Entries with figure data

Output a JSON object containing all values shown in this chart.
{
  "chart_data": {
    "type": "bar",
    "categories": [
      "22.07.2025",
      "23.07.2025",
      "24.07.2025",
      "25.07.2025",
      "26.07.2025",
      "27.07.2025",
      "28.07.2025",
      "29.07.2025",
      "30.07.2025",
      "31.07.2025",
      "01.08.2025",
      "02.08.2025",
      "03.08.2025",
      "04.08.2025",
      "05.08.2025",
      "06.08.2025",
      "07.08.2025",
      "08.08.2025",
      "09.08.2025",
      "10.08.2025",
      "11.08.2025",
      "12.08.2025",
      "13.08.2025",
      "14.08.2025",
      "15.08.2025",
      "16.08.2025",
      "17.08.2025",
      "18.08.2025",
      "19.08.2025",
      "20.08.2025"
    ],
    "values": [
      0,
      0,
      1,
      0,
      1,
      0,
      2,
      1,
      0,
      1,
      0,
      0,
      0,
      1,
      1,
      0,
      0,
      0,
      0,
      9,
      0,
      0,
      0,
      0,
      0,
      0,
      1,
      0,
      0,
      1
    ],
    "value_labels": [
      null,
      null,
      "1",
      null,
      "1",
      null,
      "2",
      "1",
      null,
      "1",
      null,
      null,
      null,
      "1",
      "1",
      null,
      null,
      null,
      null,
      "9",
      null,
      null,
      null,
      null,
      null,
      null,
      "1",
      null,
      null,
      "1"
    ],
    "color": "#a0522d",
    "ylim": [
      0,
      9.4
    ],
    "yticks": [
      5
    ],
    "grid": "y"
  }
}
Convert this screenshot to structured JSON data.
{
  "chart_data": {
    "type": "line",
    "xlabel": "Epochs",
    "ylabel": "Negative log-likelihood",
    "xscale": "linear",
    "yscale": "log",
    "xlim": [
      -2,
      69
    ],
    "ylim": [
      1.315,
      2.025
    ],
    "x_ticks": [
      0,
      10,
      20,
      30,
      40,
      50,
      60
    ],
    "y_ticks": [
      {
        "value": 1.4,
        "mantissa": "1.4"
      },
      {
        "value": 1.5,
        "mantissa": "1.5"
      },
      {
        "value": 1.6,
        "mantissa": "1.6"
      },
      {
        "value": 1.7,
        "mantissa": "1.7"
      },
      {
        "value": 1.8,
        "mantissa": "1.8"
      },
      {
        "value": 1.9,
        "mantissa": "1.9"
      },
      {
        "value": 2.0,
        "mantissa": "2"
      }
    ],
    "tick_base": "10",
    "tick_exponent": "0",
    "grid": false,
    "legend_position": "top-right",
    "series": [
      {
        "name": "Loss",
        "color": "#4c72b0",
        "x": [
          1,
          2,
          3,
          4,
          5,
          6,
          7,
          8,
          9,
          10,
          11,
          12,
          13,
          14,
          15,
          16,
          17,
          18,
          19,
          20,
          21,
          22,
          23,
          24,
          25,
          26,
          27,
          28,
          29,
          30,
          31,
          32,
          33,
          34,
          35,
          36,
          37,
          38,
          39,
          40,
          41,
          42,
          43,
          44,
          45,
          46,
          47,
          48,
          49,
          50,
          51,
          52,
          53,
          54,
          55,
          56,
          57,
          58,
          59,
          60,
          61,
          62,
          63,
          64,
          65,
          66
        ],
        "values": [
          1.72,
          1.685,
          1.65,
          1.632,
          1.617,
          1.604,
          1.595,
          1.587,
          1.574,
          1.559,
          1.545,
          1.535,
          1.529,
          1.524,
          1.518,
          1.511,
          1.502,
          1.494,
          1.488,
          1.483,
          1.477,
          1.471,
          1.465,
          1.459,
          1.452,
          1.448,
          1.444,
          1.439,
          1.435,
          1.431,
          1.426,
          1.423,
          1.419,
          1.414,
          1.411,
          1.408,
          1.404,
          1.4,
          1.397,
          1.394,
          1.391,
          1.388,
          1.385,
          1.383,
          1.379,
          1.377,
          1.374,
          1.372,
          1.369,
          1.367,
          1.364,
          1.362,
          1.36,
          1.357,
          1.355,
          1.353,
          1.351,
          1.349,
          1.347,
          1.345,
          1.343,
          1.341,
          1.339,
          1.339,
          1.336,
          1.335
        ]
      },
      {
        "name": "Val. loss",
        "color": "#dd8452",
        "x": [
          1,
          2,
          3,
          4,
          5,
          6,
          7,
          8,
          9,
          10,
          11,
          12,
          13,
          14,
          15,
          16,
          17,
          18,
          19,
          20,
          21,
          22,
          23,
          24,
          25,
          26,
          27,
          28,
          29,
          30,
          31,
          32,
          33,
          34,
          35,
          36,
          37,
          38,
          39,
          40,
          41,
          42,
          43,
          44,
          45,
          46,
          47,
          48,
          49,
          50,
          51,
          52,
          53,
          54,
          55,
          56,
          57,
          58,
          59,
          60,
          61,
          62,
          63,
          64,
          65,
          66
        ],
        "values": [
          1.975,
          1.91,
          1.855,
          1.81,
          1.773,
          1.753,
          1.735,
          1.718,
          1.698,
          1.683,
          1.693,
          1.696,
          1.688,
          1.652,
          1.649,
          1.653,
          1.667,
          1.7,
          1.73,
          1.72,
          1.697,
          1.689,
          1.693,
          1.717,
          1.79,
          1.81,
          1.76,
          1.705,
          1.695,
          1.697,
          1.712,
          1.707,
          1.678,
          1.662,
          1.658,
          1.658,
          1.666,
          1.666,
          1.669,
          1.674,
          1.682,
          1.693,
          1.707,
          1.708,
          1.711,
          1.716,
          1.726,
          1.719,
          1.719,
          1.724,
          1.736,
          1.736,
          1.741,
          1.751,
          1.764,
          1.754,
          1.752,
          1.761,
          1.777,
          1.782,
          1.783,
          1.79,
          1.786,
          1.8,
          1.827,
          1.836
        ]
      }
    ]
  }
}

Aim
Print all of the entries again, exactly as written.

Exercise solution
Output a JSON object containing all values shown in this chart.
{
  "chart_data": {
    "type": "bar",
    "categories": [
      "22.07.2025",
      "23.07.2025",
      "24.07.2025",
      "25.07.2025",
      "26.07.2025",
      "27.07.2025",
      "28.07.2025",
      "29.07.2025",
      "30.07.2025",
      "31.07.2025",
      "01.08.2025",
      "02.08.2025",
      "03.08.2025",
      "04.08.2025",
      "05.08.2025",
      "06.08.2025",
      "07.08.2025",
      "08.08.2025",
      "09.08.2025",
      "10.08.2025",
      "11.08.2025",
      "12.08.2025",
      "13.08.2025",
      "14.08.2025",
      "15.08.2025",
      "16.08.2025",
      "17.08.2025",
      "18.08.2025",
      "19.08.2025",
      "20.08.2025"
    ],
    "values": [
      0,
      0,
      1,
      0,
      1,
      0,
      2,
      1,
      0,
      1,
      0,
      0,
      0,
      1,
      1,
      0,
      0,
      0,
      0,
      9,
      0,
      0,
      0,
      0,
      0,
      0,
      1,
      0,
      0,
      1
    ],
    "value_labels": [
      null,
      null,
      "1",
      null,
      "1",
      null,
      "2",
      "1",
      null,
      "1",
      null,
      null,
      null,
      "1",
      "1",
      null,
      null,
      null,
      null,
      "9",
      null,
      null,
      null,
      null,
      null,
      null,
      "1",
      null,
      null,
      "1"
    ],
    "color": "#a0522d",
    "ylim": [
      0,
      9.4
    ],
    "yticks": [
      5
    ],
    "grid": "y"
  }
}
Convert this screenshot to structured JSON data.
{
  "chart_data": {
    "type": "line",
    "xlabel": "Epochs",
    "ylabel": "Negative log-likelihood",
    "xscale": "linear",
    "yscale": "log",
    "xlim": [
      -2,
      69
    ],
    "ylim": [
      1.315,
      2.025
    ],
    "x_ticks": [
      0,
      10,
      20,
      30,
      40,
      50,
      60
    ],
    "y_ticks": [
      {
        "value": 1.4,
        "mantissa": "1.4"
      },
      {
        "value": 1.5,
        "mantissa": "1.5"
      },
      {
        "value": 1.6,
        "mantissa": "1.6"
      },
      {
        "value": 1.7,
        "mantissa": "1.7"
      },
      {
        "value": 1.8,
        "mantissa": "1.8"
      },
      {
        "value": 1.9,
        "mantissa": "1.9"
      },
      {
        "value": 2.0,
        "mantissa": "2"
      }
    ],
    "tick_base": "10",
    "tick_exponent": "0",
    "grid": false,
    "legend_position": "top-right",
    "series": [
      {
        "name": "Loss",
        "color": "#4c72b0",
        "x": [
          1,
          2,
          3,
          4,
          5,
          6,
          7,
          8,
          9,
          10,
          11,
          12,
          13,
          14,
          15,
          16,
          17,
          18,
          19,
          20,
          21,
          22,
          23,
          24,
          25,
          26,
          27,
          28,
          29,
          30,
          31,
          32,
          33,
          34,
          35,
          36,
          37,
          38,
          39,
          40,
          41,
          42,
          43,
          44,
          45,
          46,
          47,
          48,
          49,
          50,
          51,
          52,
          53,
          54,
          55,
          56,
          57,
          58,
          59,
          60,
          61,
          62,
          63,
          64,
          65,
          66
        ],
        "values": [
          1.72,
          1.685,
          1.65,
          1.632,
          1.617,
          1.604,
          1.595,
          1.587,
          1.574,
          1.559,
          1.545,
          1.535,
          1.529,
          1.524,
          1.518,
          1.511,
          1.502,
          1.494,
          1.488,
          1.483,
          1.477,
          1.471,
          1.465,
          1.459,
          1.452,
          1.448,
          1.444,
          1.439,
          1.435,
          1.431,
          1.426,
          1.423,
          1.419,
          1.414,
          1.411,
          1.408,
          1.404,
          1.4,
          1.397,
          1.394,
          1.391,
          1.388,
          1.385,
          1.383,
          1.379,
          1.377,
          1.374,
          1.372,
          1.369,
          1.367,
          1.364,
          1.362,
          1.36,
          1.357,
          1.355,
          1.353,
          1.351,
          1.349,
          1.347,
          1.345,
          1.343,
          1.341,
          1.339,
          1.339,
          1.336,
          1.335
        ]
      },
      {
        "name": "Val. loss",
        "color": "#dd8452",
        "x": [
          1,
          2,
          3,
          4,
          5,
          6,
          7,
          8,
          9,
          10,
          11,
          12,
          13,
          14,
          15,
          16,
          17,
          18,
          19,
          20,
          21,
          22,
          23,
          24,
          25,
          26,
          27,
          28,
          29,
          30,
          31,
          32,
          33,
          34,
          35,
          36,
          37,
          38,
          39,
          40,
          41,
          42,
          43,
          44,
          45,
          46,
          47,
          48,
          49,
          50,
          51,
          52,
          53,
          54,
          55,
          56,
          57,
          58,
          59,
          60,
          61,
          62,
          63,
          64,
          65,
          66
        ],
        "values": [
          1.975,
          1.91,
          1.855,
          1.81,
          1.773,
          1.753,
          1.735,
          1.718,
          1.698,
          1.683,
          1.693,
          1.696,
          1.688,
          1.652,
          1.649,
          1.653,
          1.667,
          1.7,
          1.73,
          1.72,
          1.697,
          1.689,
          1.693,
          1.717,
          1.79,
          1.81,
          1.76,
          1.705,
          1.695,
          1.697,
          1.712,
          1.707,
          1.678,
          1.662,
          1.658,
          1.658,
          1.666,
          1.666,
          1.669,
          1.674,
          1.682,
          1.693,
          1.707,
          1.708,
          1.711,
          1.716,
          1.726,
          1.719,
          1.719,
          1.724,
          1.736,
          1.736,
          1.741,
          1.751,
          1.764,
          1.754,
          1.752,
          1.761,
          1.777,
          1.782,
          1.783,
          1.79,
          1.786,
          1.8,
          1.827,
          1.836
        ]
      }
    ]
  }
}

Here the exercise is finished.